##### Dataset content #####

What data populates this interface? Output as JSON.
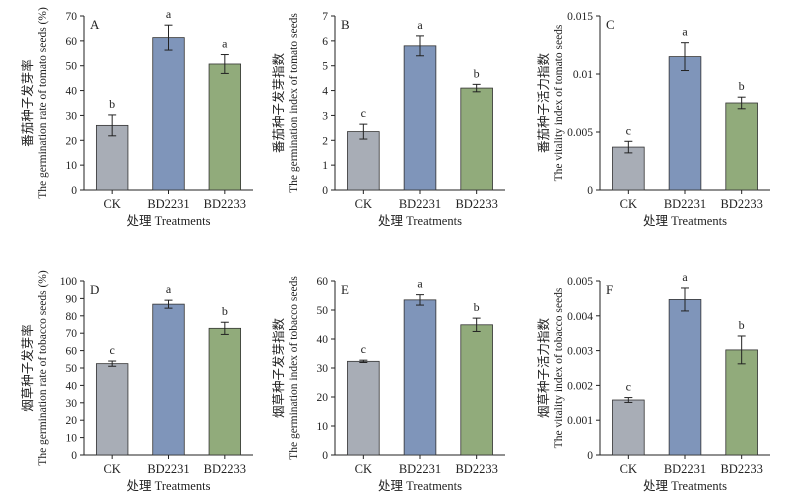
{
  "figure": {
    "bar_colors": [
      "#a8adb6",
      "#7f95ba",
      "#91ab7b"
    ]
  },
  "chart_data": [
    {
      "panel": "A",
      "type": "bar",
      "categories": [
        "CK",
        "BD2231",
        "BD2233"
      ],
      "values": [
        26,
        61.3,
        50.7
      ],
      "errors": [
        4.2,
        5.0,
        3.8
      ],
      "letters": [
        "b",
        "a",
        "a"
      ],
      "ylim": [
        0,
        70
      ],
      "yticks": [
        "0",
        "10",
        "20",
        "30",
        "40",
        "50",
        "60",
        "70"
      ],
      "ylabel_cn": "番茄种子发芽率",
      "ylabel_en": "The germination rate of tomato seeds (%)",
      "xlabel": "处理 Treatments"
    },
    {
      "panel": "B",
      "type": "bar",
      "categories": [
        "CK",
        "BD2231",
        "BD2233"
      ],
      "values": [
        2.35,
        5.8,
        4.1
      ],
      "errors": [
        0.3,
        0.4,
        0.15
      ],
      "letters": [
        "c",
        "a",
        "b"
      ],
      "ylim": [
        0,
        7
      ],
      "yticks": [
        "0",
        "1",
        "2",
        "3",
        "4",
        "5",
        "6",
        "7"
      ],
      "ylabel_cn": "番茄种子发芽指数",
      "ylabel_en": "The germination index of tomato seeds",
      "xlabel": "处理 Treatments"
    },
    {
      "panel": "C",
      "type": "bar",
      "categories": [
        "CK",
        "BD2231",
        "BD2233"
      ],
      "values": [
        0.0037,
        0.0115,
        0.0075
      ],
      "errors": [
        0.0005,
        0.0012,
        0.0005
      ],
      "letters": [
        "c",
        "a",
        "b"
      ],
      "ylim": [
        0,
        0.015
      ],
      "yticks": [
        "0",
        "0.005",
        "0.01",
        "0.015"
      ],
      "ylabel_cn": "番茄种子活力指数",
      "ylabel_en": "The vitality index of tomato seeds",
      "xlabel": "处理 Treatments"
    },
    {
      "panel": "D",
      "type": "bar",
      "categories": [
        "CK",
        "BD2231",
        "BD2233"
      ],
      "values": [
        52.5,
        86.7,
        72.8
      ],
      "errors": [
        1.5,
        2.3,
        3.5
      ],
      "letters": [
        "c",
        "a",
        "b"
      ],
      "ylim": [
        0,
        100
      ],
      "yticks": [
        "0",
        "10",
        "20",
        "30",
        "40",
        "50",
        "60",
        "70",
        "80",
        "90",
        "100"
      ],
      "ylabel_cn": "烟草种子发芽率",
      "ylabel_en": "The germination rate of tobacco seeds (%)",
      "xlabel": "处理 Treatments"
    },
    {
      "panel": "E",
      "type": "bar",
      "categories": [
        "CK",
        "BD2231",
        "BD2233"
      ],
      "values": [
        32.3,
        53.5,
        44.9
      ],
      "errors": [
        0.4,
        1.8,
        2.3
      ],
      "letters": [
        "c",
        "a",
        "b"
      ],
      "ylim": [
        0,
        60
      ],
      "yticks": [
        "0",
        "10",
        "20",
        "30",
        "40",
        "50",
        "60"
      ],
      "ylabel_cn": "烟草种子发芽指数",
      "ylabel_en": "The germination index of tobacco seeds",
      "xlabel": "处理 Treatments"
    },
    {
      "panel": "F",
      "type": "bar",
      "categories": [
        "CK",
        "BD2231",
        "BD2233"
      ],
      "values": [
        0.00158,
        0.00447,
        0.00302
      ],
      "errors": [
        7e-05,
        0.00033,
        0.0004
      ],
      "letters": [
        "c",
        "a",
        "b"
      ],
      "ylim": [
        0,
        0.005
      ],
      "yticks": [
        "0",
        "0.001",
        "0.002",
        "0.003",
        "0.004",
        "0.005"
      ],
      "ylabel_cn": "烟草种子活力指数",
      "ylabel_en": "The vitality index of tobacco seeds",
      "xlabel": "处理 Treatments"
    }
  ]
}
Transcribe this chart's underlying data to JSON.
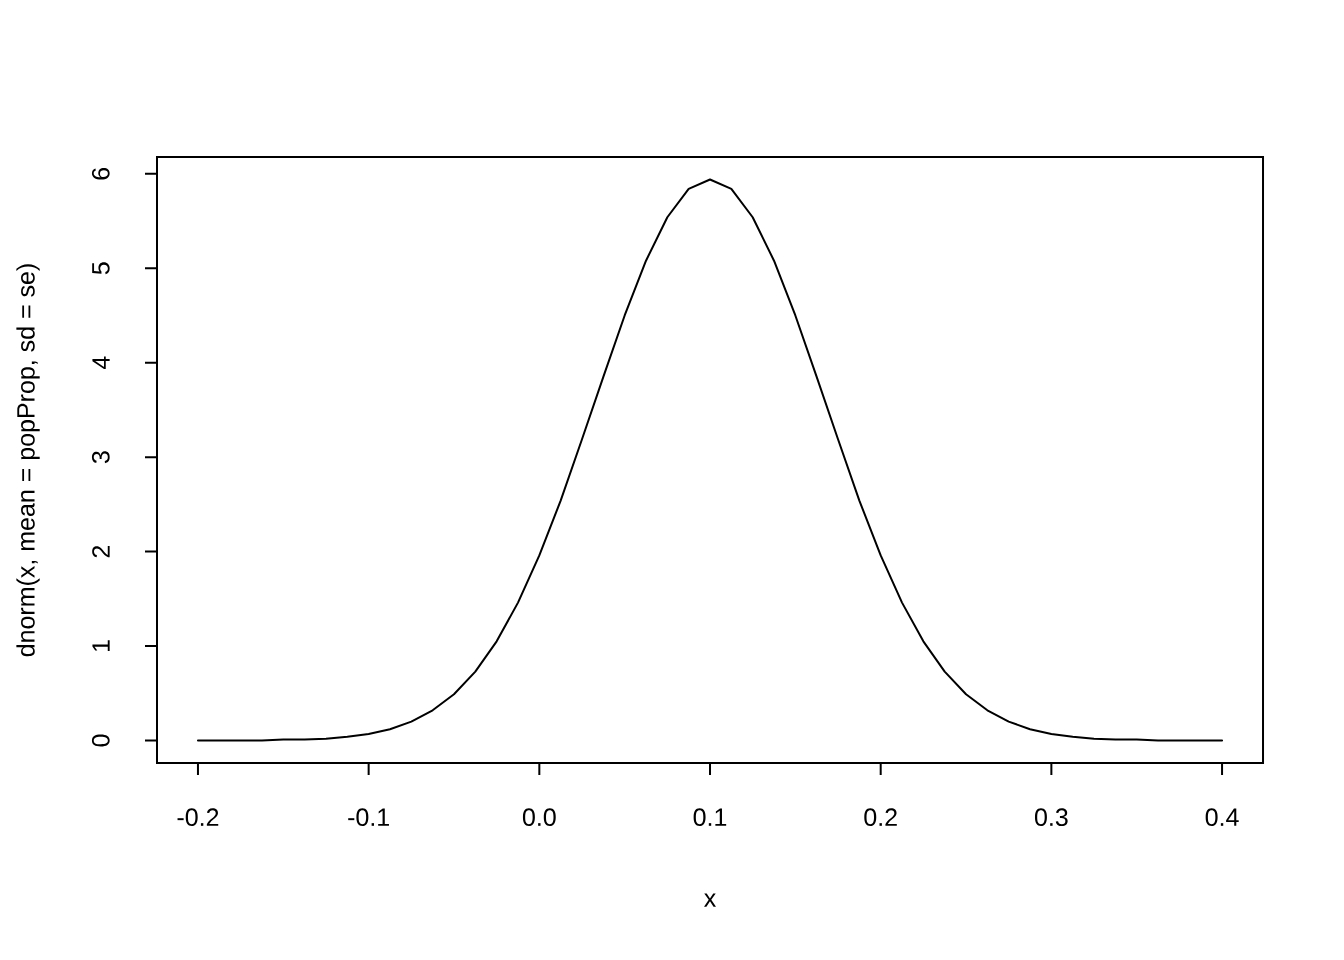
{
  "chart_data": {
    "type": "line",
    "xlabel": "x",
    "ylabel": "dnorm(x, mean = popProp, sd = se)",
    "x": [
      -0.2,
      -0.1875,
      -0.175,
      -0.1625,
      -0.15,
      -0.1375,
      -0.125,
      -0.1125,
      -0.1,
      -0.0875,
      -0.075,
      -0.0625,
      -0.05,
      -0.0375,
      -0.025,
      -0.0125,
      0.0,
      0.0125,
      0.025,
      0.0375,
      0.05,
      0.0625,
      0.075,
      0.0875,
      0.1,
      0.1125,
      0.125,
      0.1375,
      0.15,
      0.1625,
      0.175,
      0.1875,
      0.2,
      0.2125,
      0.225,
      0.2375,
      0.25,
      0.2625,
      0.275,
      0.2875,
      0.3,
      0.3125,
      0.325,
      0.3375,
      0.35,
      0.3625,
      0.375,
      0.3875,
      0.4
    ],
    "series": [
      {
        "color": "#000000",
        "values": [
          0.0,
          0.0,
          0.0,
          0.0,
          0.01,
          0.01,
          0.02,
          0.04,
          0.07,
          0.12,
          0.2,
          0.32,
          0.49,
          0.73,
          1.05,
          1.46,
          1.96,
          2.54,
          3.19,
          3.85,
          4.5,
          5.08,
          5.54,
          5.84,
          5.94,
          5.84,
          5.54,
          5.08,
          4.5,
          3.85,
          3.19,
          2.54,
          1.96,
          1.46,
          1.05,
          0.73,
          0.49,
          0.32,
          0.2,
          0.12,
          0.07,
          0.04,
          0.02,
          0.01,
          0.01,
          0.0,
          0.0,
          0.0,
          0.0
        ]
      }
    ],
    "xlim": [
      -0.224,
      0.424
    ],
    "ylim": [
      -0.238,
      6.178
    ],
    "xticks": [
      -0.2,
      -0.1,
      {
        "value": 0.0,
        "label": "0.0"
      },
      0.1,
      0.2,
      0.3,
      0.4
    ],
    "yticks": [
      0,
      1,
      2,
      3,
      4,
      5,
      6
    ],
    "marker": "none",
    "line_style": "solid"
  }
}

#####

Exercise requirements >> Only lines holding the string "this" are wanted; gather each one from the entries above.

Exercise solution >>
What data populates this interface? Output as JSON.
Transcribe this chart's underlying data to JSON.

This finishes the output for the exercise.